**EXERCISE TASK**
Every record should be copied exactly, except that pictures are to be omitted.

**ENTRIES SHOWN**
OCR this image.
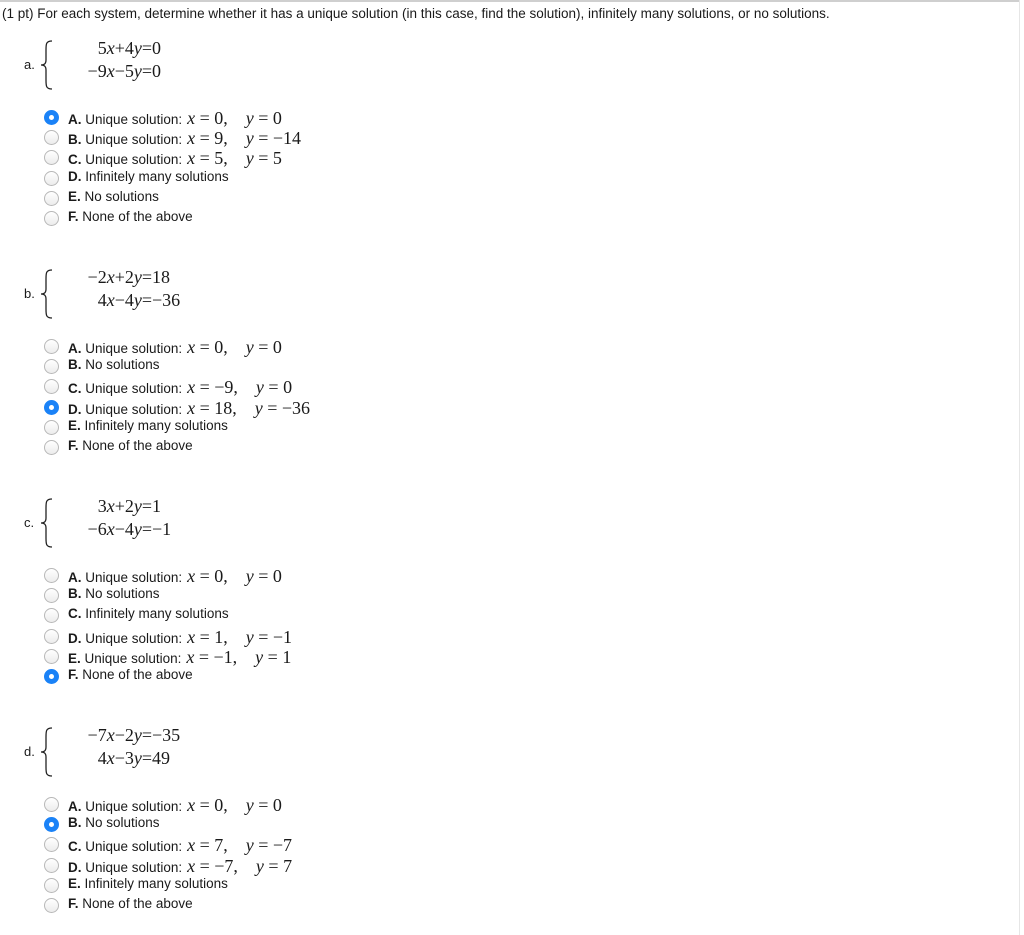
(1 pt) For each system, determine whether it has a unique solution (in this case, find the solution), infinitely many solutions, or no solutions.
a.
5x+4y=0
−9x−5y=0
A. Unique solution: x = 0, y = 0
B. Unique solution: x = 9, y = −14
C. Unique solution: x = 5, y = 5
D. Infinitely many solutions
E. No solutions
F. None of the above
b.
−2x+2y=18
4x−4y=−36
A. Unique solution: x = 0, y = 0
B. No solutions
C. Unique solution: x = −9, y = 0
D. Unique solution: x = 18, y = −36
E. Infinitely many solutions
F. None of the above
c.
3x+2y=1
−6x−4y=−1
A. Unique solution: x = 0, y = 0
B. No solutions
C. Infinitely many solutions
D. Unique solution: x = 1, y = −1
E. Unique solution: x = −1, y = 1
F. None of the above
d.
−7x−2y=−35
4x−3y=49
A. Unique solution: x = 0, y = 0
B. No solutions
C. Unique solution: x = 7, y = −7
D. Unique solution: x = −7, y = 7
E. Infinitely many solutions
F. None of the above
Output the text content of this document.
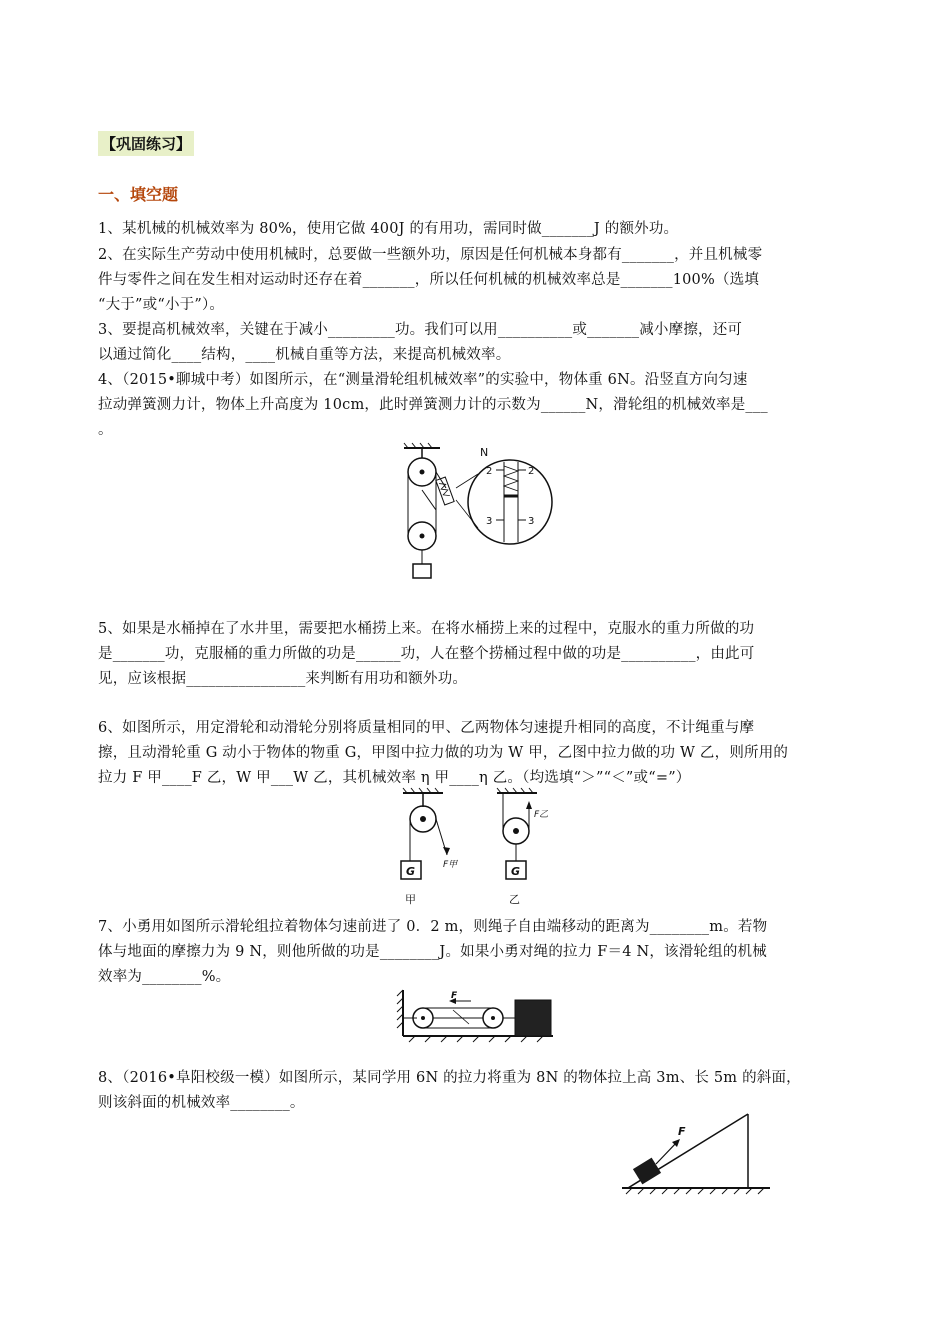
【巩固练习】
一、填空题
1、某机械的机械效率为 80%，使用它做 400J 的有用功，需同时做_______J 的额外功。
2、在实际生产劳动中使用机械时，总要做一些额外功，原因是任何机械本身都有_______，并且机械零
件与零件之间在发生相对运动时还存在着_______，所以任何机械的机械效率总是_______100%（选填
“大于”或“小于”）。
3、要提高机械效率，关键在于减小_________功。我们可以用__________或_______减小摩擦，还可
以通过简化____结构，____机械自重等方法，来提高机械效率。
4、（2015•聊城中考）如图所示，在“测量滑轮组机械效率”的实验中，物体重 6N。沿竖直方向匀速
拉动弹簧测力计，物体上升高度为 10cm，此时弹簧测力计的示数为______N，滑轮组的机械效率是___
。
N
2	2
3	3
5、如果是水桶掉在了水井里，需要把水桶捞上来。在将水桶捞上来的过程中，克服水的重力所做的功
是_______功，克服桶的重力所做的功是______功，人在整个捞桶过程中做的功是__________，由此可
见，应该根据________________来判断有用功和额外功。
6、如图所示，用定滑轮和动滑轮分别将质量相同的甲、乙两物体匀速提升相同的高度，不计绳重与摩
擦，且动滑轮重 G 动小于物体的物重 G，甲图中拉力做的功为 W 甲，乙图中拉力做的功 W 乙，则所用的
拉力 F 甲____F 乙，W 甲___W 乙，其机械效率 η 甲____η 乙。（均选填“＞”“＜”或“=”）
G	F甲
甲
F乙
G
乙
7、小勇用如图所示滑轮组拉着物体匀速前进了 0．2 m，则绳子自由端移动的距离为________m。若物
体与地面的摩擦力为 9 N，则他所做的功是________J。如果小勇对绳的拉力 F＝4 N，该滑轮组的机械
效率为________%。
F
8、（2016•阜阳校级一模）如图所示，某同学用 6N 的拉力将重为 8N 的物体拉上高 3m、长 5m 的斜面，
则该斜面的机械效率________。
F
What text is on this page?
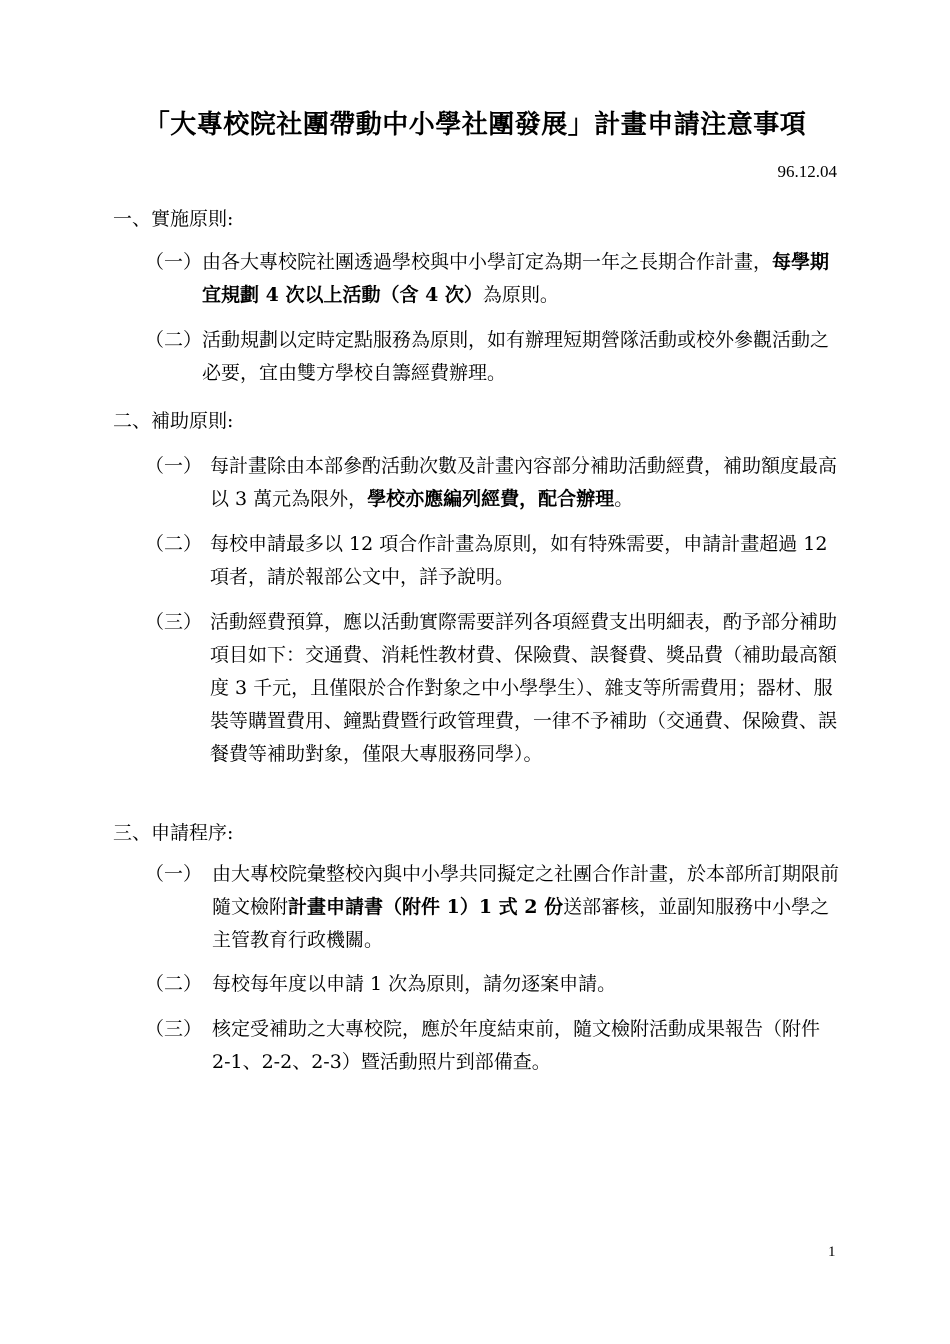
「大專校院社團帶動中小學社團發展」計畫申請注意事項
96.12.04
一、實施原則:
（一） 由各大專校院社團透過學校與中小學訂定為期一年之長期合作計畫，每學期宜規劃 4 次以上活動（含 4 次）為原則。
（二） 活動規劃以定時定點服務為原則，如有辦理短期營隊活動或校外參觀活動之必要，宜由雙方學校自籌經費辦理。
二、補助原則:
（一） 每計畫除由本部參酌活動次數及計畫內容部分補助活動經費，補助額度最高以 3 萬元為限外，學校亦應編列經費，配合辦理。
（二） 每校申請最多以 12 項合作計畫為原則，如有特殊需要，申請計畫超過 12 項者，請於報部公文中，詳予說明。
（三） 活動經費預算，應以活動實際需要詳列各項經費支出明細表，酌予部分補助項目如下：交通費、消耗性教材費、保險費、誤餐費、獎品費（補助最高額度 3 千元，且僅限於合作對象之中小學學生）、雜支等所需費用；器材、服裝等購置費用、鐘點費暨行政管理費，一律不予補助（交通費、保險費、誤餐費等補助對象，僅限大專服務同學）。
三、申請程序:
（一） 由大專校院彙整校內與中小學共同擬定之社團合作計畫，於本部所訂期限前隨文檢附計畫申請書（附件 1）1 式 2 份送部審核，並副知服務中小學之主管教育行政機關。
（二） 每校每年度以申請 1 次為原則，請勿逐案申請。
（三） 核定受補助之大專校院，應於年度結束前，隨文檢附活動成果報告（附件 2-1、2-2、2-3）暨活動照片到部備查。
1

**TASK SOLUTION**
OCR this image.
(1 pt) For each system, determine whether it has a unique solution (in this case, find the solution), infinitely many solutions, or no solutions.
a.
5x+4y=0
−9x−5y=0
A. Unique solution: x = 0, y = 0
B. Unique solution: x = 9, y = −14
C. Unique solution: x = 5, y = 5
D. Infinitely many solutions
E. No solutions
F. None of the above
b.
−2x+2y=18
4x−4y=−36
A. Unique solution: x = 0, y = 0
B. No solutions
C. Unique solution: x = −9, y = 0
D. Unique solution: x = 18, y = −36
E. Infinitely many solutions
F. None of the above
c.
3x+2y=1
−6x−4y=−1
A. Unique solution: x = 0, y = 0
B. No solutions
C. Infinitely many solutions
D. Unique solution: x = 1, y = −1
E. Unique solution: x = −1, y = 1
F. None of the above
d.
−7x−2y=−35
4x−3y=49
A. Unique solution: x = 0, y = 0
B. No solutions
C. Unique solution: x = 7, y = −7
D. Unique solution: x = −7, y = 7
E. Infinitely many solutions
F. None of the above
Output the text content of this document.
【巩固练习】
一、填空题
1、某机械的机械效率为 80%，使用它做 400J 的有用功，需同时做_______J 的额外功。
2、在实际生产劳动中使用机械时，总要做一些额外功，原因是任何机械本身都有_______，并且机械零
件与零件之间在发生相对运动时还存在着_______，所以任何机械的机械效率总是_______100%（选填
“大于”或“小于”）。
3、要提高机械效率，关键在于减小_________功。我们可以用__________或_______减小摩擦，还可
以通过简化____结构，____机械自重等方法，来提高机械效率。
4、（2015•聊城中考）如图所示，在“测量滑轮组机械效率”的实验中，物体重 6N。沿竖直方向匀速
拉动弹簧测力计，物体上升高度为 10cm，此时弹簧测力计的示数为______N，滑轮组的机械效率是___
。
N
2	2
3	3
5、如果是水桶掉在了水井里，需要把水桶捞上来。在将水桶捞上来的过程中，克服水的重力所做的功
是_______功，克服桶的重力所做的功是______功，人在整个捞桶过程中做的功是__________，由此可
见，应该根据________________来判断有用功和额外功。
6、如图所示，用定滑轮和动滑轮分别将质量相同的甲、乙两物体匀速提升相同的高度，不计绳重与摩
擦，且动滑轮重 G 动小于物体的物重 G，甲图中拉力做的功为 W 甲，乙图中拉力做的功 W 乙，则所用的
拉力 F 甲____F 乙，W 甲___W 乙，其机械效率 η 甲____η 乙。（均选填“＞”“＜”或“=”）
G	F甲
甲
F乙
G
乙
7、小勇用如图所示滑轮组拉着物体匀速前进了 0．2 m，则绳子自由端移动的距离为________m。若物
体与地面的摩擦力为 9 N，则他所做的功是________J。如果小勇对绳的拉力 F＝4 N，该滑轮组的机械
效率为________%。
F
8、（2016•阜阳校级一模）如图所示，某同学用 6N 的拉力将重为 8N 的物体拉上高 3m、长 5m 的斜面，
则该斜面的机械效率________。
F
What text is on this page?
「大專校院社團帶動中小學社團發展」計畫申請注意事項
96.12.04
一、實施原則:
（一） 由各大專校院社團透過學校與中小學訂定為期一年之長期合作計畫，每學期宜規劃 4 次以上活動（含 4 次）為原則。
（二） 活動規劃以定時定點服務為原則，如有辦理短期營隊活動或校外參觀活動之必要，宜由雙方學校自籌經費辦理。
二、補助原則:
（一） 每計畫除由本部參酌活動次數及計畫內容部分補助活動經費，補助額度最高以 3 萬元為限外，學校亦應編列經費，配合辦理。
（二） 每校申請最多以 12 項合作計畫為原則，如有特殊需要，申請計畫超過 12 項者，請於報部公文中，詳予說明。
（三） 活動經費預算，應以活動實際需要詳列各項經費支出明細表，酌予部分補助項目如下：交通費、消耗性教材費、保險費、誤餐費、獎品費（補助最高額度 3 千元，且僅限於合作對象之中小學學生）、雜支等所需費用；器材、服裝等購置費用、鐘點費暨行政管理費，一律不予補助（交通費、保險費、誤餐費等補助對象，僅限大專服務同學）。
三、申請程序:
（一） 由大專校院彙整校內與中小學共同擬定之社團合作計畫，於本部所訂期限前隨文檢附計畫申請書（附件 1）1 式 2 份送部審核，並副知服務中小學之主管教育行政機關。
（二） 每校每年度以申請 1 次為原則，請勿逐案申請。
（三） 核定受補助之大專校院，應於年度結束前，隨文檢附活動成果報告（附件 2-1、2-2、2-3）暨活動照片到部備查。
1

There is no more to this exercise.